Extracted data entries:
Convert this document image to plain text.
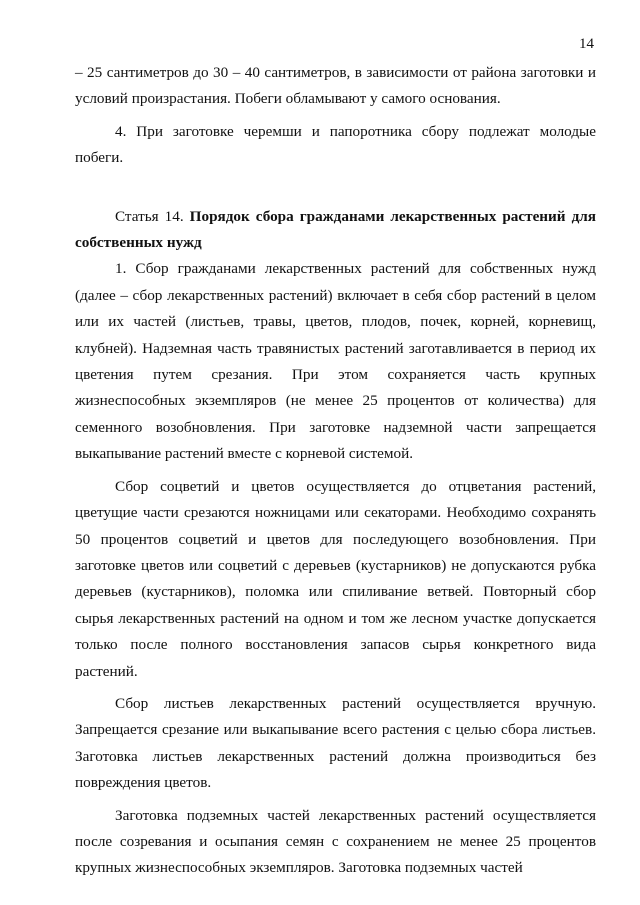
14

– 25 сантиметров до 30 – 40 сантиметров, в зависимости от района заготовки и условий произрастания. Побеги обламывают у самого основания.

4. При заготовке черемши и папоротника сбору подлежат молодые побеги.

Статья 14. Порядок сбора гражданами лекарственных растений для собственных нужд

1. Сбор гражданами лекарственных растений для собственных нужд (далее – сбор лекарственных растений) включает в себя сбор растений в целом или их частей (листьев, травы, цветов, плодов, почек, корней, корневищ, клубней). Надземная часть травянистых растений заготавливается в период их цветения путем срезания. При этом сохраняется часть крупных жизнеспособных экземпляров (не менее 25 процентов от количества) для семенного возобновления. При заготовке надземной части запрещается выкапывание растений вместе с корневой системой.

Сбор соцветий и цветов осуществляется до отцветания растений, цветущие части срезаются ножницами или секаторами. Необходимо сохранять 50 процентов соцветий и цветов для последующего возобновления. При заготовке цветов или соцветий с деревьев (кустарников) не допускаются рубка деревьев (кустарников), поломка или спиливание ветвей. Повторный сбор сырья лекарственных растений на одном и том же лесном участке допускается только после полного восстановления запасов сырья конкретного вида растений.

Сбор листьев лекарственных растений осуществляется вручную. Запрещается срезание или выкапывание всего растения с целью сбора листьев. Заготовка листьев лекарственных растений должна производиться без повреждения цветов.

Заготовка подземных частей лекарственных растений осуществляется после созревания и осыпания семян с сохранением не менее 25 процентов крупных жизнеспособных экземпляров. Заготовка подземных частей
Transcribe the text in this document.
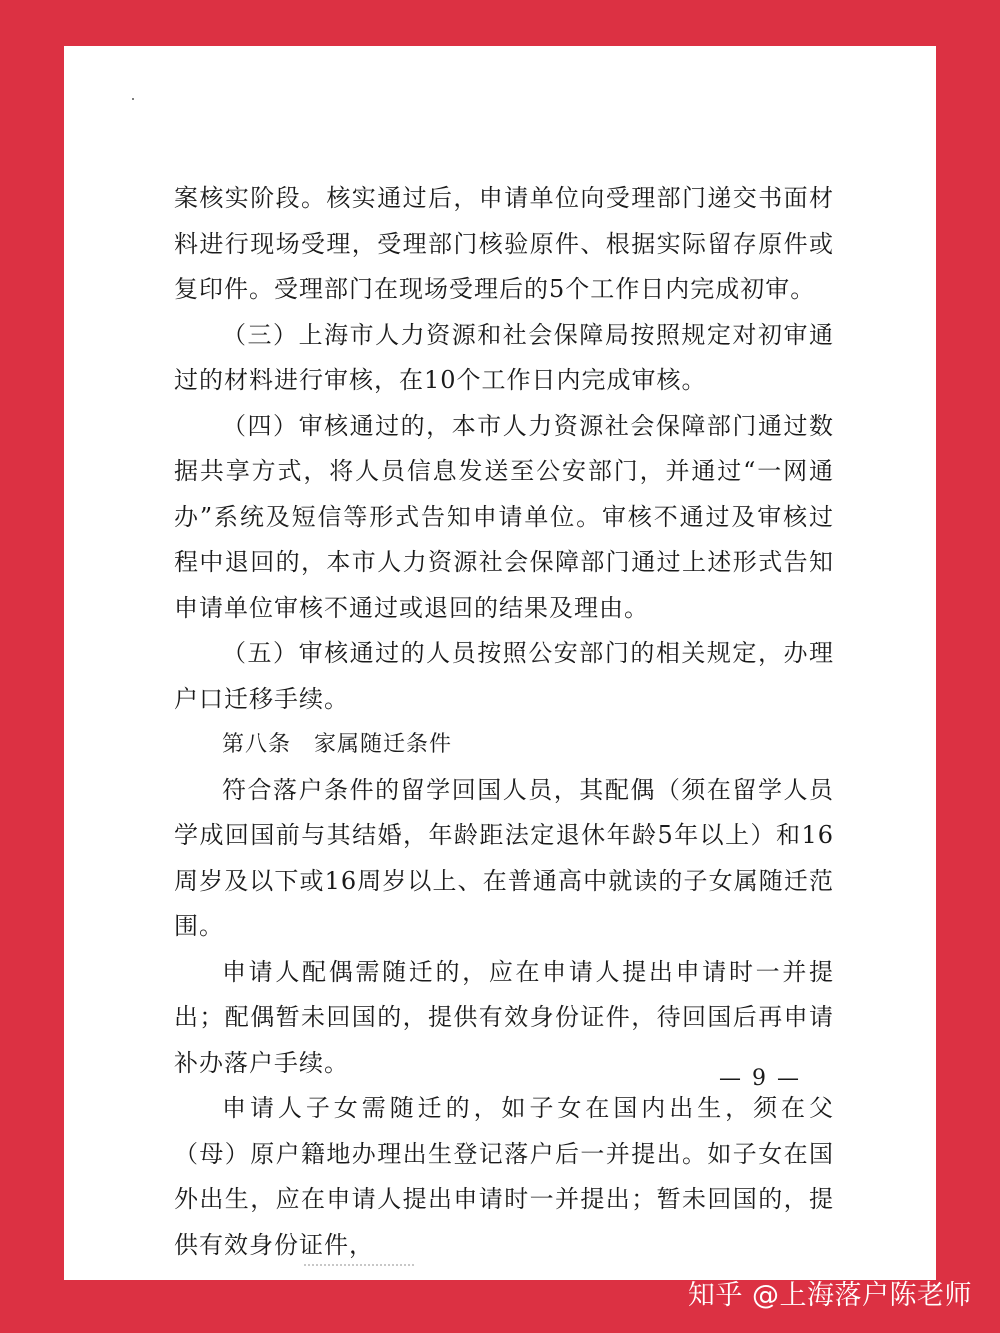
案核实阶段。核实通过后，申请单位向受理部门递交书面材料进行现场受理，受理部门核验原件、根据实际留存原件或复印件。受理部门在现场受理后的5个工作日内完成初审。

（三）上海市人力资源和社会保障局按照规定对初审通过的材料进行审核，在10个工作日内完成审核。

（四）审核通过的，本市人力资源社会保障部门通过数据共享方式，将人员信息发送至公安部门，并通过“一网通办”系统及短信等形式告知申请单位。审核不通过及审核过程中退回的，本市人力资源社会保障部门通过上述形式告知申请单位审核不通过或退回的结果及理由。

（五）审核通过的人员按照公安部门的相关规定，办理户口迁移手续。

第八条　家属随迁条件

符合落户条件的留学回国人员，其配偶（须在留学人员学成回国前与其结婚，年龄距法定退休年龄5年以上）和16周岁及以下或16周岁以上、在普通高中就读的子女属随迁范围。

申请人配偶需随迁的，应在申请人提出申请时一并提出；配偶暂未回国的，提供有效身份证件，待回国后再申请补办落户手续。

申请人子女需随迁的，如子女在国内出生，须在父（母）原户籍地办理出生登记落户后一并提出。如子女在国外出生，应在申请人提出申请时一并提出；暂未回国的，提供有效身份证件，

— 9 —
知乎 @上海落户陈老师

→ **Task prompt**:
Read the data above. Pull out each line in which the string "this" appears.

→ **Finished answer**:
Convert this document image to plain text.
Transcribe the text in this document.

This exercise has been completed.